**Task prompt**
Compute the number of lines that include the string "frac", then output that number and nothing else.
::: Given data
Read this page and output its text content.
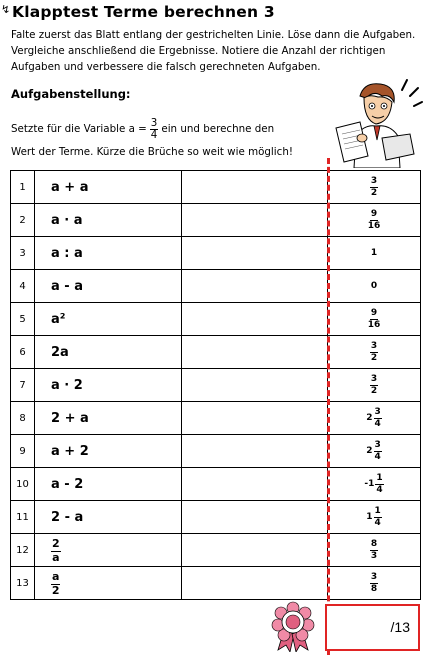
↯ Klapptest Terme berechnen 3
Falte zuerst das Blatt entlang der gestrichelten Linie. Löse dann die Aufgaben. Vergleiche anschließend die Ergebnisse. Notiere die Anzahl der richtigen Aufgaben und verbessere die falsch gerechneten Aufgaben.
Aufgabenstellung:
Setzte für die Variable $a = \frac{3}{4}$ ein und berechne den
Wert der Terme. Kürze die Brüche so weit wie möglich!
1	a + a		$\frac{3}{2}$

2	a · a		$\frac{9}{16}$

3	a : a		1
4	a - a		0
5	a²		$\frac{9}{16}$

6	2a		$\frac{3}{2}$

7	a · 2		$\frac{3}{2}$

8	2 + a		$2 \frac{3}{4}$

9	a + 2		$2 \frac{3}{4}$

10	a - 2		$-1 \frac{1}{4}$

11	2 - a		$1 \frac{1}{4}$

12	$\frac{2}{a}$		$\frac{8}{3}$

13	$\frac{a}{2}$		$\frac{3}{8}$
/13
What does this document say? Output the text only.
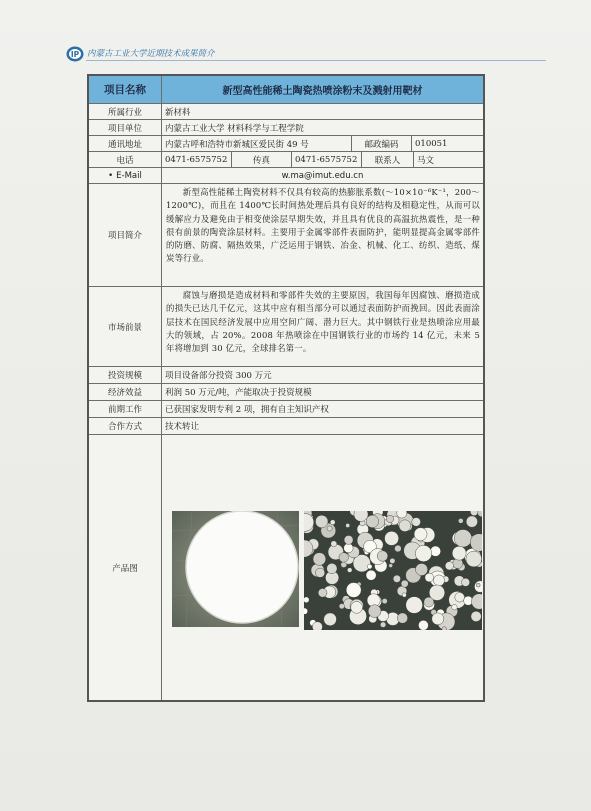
IP 内蒙古工业大学近期技术成果简介
项目名称	新型高性能稀土陶瓷热喷涂粉末及溅射用靶材
所属行业	新材料
项目单位	内蒙古工业大学 材料科学与工程学院
通讯地址	内蒙古呼和浩特市新城区爱民街 49 号	邮政编码	010051
电话	0471-6575752	传真	0471-6575752	联系人	马文
• E-Mail	w.ma@imut.edu.cn
项目简介
新型高性能稀土陶瓷材料不仅具有较高的热膨胀系数(～10×10⁻⁶K⁻¹，200～1200℃)，而且在 1400℃长时间热处理后具有良好的结构及相稳定性，从而可以缓解应力及避免由于相变使涂层早期失效，并且具有优良的高温抗热震性，是一种很有前景的陶瓷涂层材料。主要用于金属零部件表面防护，能明显提高金属零部件的防磨、防腐、隔热效果，广泛运用于钢铁、冶金、机械、化工、纺织、造纸、煤炭等行业。
市场前景
腐蚀与磨损是造成材料和零部件失效的主要原因，我国每年因腐蚀、磨损造成的损失已达几千亿元，这其中应有相当部分可以通过表面防护而挽回。因此表面涂层技术在国民经济发展中应用空间广阔、潜力巨大。其中钢铁行业是热喷涂应用最大的领域，占 20%。2008 年热喷涂在中国钢铁行业的市场约 14 亿元，未来 5 年将增加到 30 亿元，全球排名第一。
投资规模	项目设备部分投资 300 万元
经济效益	利润 50 万元/吨，产能取决于投资规模
前期工作	已获国家发明专利 2 项，拥有自主知识产权
合作方式	技术转让
产品图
::::::
**Full response**
12